> [RECORDS SUPPLIED]

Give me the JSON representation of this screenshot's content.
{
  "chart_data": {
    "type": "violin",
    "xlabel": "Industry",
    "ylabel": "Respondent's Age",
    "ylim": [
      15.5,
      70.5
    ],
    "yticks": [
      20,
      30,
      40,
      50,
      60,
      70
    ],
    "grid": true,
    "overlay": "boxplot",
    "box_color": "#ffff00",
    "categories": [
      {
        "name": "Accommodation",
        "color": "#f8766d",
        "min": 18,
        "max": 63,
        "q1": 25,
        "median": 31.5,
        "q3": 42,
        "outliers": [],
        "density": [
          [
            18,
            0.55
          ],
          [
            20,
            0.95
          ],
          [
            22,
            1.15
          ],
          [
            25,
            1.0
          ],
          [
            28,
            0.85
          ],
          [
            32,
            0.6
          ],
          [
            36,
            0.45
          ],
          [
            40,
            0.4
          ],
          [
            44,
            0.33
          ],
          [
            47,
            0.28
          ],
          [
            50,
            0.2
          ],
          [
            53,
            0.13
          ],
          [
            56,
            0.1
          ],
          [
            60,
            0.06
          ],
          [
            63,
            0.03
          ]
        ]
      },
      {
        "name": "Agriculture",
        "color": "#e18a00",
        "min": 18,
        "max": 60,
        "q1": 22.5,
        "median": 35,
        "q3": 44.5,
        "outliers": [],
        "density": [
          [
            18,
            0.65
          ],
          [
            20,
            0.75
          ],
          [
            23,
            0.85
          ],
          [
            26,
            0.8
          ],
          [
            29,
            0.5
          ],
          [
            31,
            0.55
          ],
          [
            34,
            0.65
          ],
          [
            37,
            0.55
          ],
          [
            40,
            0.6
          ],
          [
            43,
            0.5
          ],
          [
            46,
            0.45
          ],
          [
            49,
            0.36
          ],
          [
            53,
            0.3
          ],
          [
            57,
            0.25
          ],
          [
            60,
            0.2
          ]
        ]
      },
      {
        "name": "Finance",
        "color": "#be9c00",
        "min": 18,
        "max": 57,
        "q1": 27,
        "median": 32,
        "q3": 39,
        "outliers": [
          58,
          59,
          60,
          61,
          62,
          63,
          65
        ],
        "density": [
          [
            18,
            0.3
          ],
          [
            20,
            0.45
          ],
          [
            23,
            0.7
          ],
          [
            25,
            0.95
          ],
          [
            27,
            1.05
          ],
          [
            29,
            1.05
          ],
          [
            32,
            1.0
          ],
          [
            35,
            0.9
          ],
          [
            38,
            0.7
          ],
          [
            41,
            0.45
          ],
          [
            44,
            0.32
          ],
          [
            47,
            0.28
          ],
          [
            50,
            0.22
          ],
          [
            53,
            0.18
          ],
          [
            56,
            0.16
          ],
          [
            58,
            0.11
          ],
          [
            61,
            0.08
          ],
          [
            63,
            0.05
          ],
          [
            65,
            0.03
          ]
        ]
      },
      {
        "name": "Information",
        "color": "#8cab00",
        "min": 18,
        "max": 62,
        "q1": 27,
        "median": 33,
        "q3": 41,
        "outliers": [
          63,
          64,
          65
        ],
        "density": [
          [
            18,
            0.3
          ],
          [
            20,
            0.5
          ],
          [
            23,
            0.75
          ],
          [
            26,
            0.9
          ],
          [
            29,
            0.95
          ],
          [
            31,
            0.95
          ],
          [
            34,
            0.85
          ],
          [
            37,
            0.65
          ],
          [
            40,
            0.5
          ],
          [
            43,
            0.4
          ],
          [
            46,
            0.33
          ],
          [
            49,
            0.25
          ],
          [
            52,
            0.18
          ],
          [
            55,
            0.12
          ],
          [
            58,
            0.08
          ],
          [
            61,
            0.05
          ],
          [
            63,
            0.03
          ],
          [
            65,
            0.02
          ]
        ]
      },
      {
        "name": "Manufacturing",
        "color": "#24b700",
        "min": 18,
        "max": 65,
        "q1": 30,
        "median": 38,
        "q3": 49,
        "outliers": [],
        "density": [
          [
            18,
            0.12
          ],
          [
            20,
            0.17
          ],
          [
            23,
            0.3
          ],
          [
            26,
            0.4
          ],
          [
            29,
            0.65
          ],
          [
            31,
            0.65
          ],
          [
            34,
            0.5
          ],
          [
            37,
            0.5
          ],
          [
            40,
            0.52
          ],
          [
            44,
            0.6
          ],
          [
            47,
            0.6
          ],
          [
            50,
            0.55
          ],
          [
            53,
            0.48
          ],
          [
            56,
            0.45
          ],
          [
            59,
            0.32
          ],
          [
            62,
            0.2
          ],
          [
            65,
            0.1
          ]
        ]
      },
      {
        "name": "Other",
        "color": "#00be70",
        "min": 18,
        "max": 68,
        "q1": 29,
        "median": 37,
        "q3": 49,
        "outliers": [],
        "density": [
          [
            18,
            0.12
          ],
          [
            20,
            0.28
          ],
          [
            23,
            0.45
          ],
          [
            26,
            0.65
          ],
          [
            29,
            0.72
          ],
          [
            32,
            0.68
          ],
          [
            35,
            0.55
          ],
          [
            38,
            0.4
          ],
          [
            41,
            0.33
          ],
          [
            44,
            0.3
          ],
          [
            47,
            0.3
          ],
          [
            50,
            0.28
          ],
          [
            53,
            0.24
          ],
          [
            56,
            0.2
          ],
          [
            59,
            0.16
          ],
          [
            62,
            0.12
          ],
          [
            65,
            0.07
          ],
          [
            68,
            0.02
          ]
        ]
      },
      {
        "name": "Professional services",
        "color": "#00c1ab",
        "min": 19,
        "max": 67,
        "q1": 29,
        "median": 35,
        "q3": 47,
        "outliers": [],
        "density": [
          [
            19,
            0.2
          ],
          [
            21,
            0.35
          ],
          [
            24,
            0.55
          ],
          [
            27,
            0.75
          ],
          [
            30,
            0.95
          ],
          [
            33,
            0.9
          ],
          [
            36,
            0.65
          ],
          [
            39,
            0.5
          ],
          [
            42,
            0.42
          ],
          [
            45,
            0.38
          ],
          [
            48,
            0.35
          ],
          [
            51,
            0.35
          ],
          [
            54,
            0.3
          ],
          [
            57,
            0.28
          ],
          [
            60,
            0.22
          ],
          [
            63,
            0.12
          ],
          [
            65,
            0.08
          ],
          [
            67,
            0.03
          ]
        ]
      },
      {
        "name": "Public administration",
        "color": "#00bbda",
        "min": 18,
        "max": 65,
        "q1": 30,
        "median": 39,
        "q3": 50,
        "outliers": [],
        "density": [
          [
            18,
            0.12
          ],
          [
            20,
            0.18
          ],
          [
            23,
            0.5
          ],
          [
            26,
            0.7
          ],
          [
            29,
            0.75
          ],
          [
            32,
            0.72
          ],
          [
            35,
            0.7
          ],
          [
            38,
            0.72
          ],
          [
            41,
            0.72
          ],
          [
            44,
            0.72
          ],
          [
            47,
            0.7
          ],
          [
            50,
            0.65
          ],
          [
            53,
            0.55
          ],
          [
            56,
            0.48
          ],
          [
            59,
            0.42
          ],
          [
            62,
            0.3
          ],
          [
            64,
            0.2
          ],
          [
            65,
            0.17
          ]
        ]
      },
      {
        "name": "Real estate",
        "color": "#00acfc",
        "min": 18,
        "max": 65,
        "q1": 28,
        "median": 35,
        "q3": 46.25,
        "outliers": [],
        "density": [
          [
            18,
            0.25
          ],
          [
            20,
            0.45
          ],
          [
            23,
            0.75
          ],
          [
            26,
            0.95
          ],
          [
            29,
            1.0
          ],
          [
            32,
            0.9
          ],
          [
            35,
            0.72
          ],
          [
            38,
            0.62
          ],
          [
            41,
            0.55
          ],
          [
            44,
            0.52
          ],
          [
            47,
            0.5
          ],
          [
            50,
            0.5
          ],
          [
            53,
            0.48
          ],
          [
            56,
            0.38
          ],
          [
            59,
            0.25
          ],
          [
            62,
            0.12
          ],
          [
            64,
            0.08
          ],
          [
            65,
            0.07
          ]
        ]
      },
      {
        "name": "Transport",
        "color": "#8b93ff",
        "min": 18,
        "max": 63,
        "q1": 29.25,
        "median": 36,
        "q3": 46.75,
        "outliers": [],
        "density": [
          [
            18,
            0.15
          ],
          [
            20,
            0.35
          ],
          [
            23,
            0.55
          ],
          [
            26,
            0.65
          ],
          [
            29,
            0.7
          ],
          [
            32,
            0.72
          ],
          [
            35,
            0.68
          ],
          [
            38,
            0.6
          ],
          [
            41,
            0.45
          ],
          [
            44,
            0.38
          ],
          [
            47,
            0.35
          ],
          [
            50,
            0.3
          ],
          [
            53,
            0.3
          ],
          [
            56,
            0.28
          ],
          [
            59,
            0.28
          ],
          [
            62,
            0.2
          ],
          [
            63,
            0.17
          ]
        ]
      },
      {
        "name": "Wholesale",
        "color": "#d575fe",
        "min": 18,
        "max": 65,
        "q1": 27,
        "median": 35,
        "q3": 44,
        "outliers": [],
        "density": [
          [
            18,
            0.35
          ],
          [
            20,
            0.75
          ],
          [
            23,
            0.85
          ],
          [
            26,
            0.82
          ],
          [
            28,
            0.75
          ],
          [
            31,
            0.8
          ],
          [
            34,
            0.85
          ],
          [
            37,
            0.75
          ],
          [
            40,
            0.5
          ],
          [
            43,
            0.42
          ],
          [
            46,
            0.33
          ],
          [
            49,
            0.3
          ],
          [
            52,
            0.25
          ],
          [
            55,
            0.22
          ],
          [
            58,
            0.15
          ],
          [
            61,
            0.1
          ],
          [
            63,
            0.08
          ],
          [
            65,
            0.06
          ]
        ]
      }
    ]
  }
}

> [YOUR GOAL] Go through the material line by line. Show each line that contains the string "median".

> [ANSWER FOR THE TASK]
        "median": 31.5,
        "median": 35,
        "median": 32,
        "median": 33,
        "median": 38,
        "median": 37,
        "median": 35,
        "median": 39,
        "median": 35,
        "median": 36,
        "median": 35,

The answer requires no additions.